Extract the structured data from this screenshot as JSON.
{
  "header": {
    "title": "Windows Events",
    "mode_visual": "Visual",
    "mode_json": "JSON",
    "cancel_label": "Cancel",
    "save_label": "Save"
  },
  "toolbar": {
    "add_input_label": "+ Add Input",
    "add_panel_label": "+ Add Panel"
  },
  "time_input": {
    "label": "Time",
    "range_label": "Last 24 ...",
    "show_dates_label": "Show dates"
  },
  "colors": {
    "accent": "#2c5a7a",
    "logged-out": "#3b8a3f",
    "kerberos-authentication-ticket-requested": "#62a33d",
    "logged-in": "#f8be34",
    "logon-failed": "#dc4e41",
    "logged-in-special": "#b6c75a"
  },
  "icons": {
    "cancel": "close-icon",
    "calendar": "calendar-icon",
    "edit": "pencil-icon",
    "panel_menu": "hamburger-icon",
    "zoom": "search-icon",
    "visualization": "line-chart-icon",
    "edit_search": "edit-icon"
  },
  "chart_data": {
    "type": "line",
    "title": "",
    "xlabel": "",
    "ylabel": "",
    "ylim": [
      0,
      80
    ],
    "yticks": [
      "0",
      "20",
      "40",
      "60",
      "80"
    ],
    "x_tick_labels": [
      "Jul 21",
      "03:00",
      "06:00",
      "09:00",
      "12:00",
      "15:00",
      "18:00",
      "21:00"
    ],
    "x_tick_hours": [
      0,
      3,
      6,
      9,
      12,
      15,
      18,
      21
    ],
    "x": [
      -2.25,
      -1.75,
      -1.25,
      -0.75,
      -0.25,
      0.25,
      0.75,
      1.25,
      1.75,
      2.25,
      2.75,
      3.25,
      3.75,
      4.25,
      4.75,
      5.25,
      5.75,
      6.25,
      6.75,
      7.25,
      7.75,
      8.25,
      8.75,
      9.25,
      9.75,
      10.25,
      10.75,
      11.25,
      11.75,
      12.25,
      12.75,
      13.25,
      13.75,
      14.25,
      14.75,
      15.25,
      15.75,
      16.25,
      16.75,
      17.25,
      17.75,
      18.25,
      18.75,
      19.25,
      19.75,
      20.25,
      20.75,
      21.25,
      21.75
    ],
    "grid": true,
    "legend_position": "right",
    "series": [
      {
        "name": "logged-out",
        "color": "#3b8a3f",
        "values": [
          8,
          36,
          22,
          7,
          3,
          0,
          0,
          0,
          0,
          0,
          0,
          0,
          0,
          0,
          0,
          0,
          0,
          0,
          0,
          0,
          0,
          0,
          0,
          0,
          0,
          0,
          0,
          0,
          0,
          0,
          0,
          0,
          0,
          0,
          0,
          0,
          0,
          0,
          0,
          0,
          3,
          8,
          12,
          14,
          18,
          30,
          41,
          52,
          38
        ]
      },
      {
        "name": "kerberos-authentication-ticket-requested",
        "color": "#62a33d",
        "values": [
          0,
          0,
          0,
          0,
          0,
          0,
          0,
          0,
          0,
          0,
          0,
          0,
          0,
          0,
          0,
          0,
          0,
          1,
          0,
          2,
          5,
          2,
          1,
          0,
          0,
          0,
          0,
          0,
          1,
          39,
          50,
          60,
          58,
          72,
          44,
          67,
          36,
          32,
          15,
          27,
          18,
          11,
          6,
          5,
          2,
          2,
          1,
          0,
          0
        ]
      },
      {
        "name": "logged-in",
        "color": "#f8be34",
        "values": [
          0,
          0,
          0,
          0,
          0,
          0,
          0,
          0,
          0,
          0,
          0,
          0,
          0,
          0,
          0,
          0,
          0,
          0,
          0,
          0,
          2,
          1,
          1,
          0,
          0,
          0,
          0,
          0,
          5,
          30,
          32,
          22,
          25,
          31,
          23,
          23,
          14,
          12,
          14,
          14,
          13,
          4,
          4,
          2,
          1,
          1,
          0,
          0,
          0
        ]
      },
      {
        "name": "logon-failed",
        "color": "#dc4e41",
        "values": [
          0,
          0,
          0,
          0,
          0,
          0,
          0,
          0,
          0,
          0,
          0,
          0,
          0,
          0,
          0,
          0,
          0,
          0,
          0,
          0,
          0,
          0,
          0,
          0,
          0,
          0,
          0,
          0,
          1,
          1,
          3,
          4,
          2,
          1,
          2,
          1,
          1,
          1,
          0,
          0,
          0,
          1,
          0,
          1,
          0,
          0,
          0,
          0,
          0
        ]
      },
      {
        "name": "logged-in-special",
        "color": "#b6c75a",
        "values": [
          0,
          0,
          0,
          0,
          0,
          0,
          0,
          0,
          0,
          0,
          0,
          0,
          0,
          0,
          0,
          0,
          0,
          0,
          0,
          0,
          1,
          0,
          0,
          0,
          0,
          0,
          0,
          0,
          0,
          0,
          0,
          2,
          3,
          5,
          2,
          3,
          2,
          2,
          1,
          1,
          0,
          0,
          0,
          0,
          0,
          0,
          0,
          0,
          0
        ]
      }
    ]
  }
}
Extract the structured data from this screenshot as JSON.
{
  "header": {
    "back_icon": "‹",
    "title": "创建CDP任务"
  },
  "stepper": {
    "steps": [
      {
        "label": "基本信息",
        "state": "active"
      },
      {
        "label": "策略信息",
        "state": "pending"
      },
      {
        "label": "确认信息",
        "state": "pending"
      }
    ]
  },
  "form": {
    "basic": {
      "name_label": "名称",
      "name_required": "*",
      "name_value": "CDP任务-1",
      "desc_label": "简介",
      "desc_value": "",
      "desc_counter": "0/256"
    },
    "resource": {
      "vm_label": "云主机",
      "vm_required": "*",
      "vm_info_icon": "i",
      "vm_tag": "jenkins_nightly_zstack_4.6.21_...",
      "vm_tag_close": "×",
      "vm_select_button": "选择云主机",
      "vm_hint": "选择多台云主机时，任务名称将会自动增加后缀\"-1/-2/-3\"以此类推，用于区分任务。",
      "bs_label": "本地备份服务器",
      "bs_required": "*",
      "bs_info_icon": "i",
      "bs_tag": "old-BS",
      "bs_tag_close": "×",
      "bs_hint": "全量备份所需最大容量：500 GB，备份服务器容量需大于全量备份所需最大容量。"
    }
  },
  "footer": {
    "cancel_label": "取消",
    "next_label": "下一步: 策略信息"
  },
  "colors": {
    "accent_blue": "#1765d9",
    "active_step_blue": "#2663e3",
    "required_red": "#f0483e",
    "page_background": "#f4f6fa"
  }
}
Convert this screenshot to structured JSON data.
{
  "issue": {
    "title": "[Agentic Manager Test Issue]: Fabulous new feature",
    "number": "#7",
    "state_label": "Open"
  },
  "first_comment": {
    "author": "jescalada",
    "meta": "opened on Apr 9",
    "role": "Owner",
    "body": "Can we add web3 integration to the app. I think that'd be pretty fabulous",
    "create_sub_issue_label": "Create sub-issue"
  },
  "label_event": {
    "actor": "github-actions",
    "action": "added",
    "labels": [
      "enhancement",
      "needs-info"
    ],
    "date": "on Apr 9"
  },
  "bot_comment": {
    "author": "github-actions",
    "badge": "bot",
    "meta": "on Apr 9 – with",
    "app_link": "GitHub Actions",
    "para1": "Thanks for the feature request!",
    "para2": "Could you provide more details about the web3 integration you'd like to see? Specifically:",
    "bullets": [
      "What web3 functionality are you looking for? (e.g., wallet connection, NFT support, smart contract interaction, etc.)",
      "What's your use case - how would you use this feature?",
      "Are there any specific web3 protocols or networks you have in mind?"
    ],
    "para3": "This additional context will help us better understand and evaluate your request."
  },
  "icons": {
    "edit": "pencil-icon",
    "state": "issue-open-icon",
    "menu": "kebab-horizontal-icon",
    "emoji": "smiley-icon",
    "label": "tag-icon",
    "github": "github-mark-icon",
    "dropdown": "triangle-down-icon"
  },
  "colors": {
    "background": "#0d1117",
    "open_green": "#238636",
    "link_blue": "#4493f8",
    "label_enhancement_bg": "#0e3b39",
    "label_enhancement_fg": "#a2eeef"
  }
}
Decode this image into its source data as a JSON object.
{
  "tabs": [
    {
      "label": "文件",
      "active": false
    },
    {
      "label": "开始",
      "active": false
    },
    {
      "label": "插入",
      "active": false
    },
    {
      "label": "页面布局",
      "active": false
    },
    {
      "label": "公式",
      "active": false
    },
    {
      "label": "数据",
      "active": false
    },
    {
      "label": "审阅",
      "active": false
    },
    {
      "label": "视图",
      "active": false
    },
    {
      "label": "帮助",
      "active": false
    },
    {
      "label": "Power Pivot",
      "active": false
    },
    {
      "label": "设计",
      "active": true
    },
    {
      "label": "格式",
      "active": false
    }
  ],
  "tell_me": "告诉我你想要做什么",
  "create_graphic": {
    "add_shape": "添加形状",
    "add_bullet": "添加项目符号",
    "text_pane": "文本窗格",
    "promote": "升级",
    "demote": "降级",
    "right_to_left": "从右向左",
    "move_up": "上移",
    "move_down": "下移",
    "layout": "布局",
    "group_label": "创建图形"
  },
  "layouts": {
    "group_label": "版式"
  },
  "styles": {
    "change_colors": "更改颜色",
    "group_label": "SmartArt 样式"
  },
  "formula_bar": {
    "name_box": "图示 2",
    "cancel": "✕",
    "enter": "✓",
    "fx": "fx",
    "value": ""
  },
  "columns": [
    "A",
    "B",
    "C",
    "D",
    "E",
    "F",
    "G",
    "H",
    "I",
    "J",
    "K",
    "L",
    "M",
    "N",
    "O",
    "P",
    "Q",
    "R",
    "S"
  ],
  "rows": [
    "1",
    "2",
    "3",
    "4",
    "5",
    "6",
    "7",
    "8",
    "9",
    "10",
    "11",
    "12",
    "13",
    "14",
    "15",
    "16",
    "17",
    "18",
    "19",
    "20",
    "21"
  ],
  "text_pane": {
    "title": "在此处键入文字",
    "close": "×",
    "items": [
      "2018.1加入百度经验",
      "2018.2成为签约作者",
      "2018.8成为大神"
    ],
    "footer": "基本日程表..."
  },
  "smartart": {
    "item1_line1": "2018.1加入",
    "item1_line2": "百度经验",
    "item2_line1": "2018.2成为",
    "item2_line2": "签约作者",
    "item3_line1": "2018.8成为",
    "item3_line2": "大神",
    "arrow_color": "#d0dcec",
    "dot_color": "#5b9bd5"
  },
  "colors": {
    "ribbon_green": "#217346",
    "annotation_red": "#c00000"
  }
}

===

> **AIM OF THE TASK**: Reply with the number of lines in the preceding entries that contain "feature", and no other words.

> **WRITTEN REPLY**: 3